> **Task to carry out**: Find the lines that contain the word "icon" and copy each one.

> **Data supplied**:
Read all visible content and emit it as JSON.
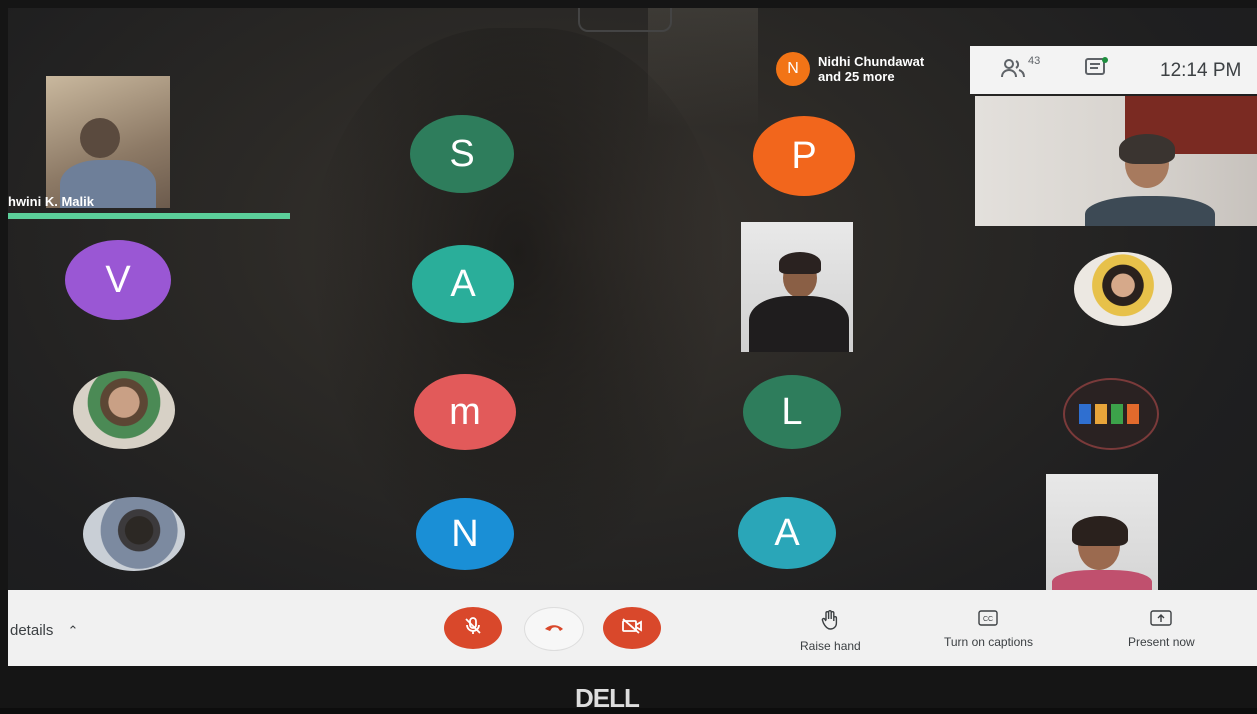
{
  "presenter": {
    "name": "hwini K. Malik"
  },
  "participants_popup": {
    "initial": "N",
    "line1": "Nidhi Chundawat",
    "line2": "and 25 more"
  },
  "topbar": {
    "people_icon": "people-icon",
    "people_count": "43",
    "chat_icon": "chat-icon",
    "time": "12:14 PM"
  },
  "grid": {
    "col1": [
      "V"
    ],
    "col2": [
      "S",
      "A",
      "m",
      "N"
    ],
    "col3": [
      "P",
      "L",
      "A"
    ]
  },
  "avatar_colors": {
    "S": "#2e7d5c",
    "A1": "#2aae9a",
    "m": "#e25a5a",
    "N": "#1a8fd6",
    "P": "#f2661c",
    "L": "#2e7d5c",
    "A2": "#2aa6b8",
    "V": "#9a57d4"
  },
  "controls": {
    "details_label": "details",
    "mic_icon": "mic-off-icon",
    "hangup_icon": "hangup-icon",
    "camera_icon": "camera-off-icon",
    "raise_hand_label": "Raise hand",
    "captions_label": "Turn on captions",
    "present_label": "Present now"
  },
  "bezel_logo": "DELL",
  "accent": {
    "red": "#d9482b",
    "speaking": "#5bcf9a",
    "orange": "#f27416"
  }
}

> **Output for this task**:
    "people_icon": "people-icon",
    "chat_icon": "chat-icon",
    "mic_icon": "mic-off-icon",
    "hangup_icon": "hangup-icon",
    "camera_icon": "camera-off-icon",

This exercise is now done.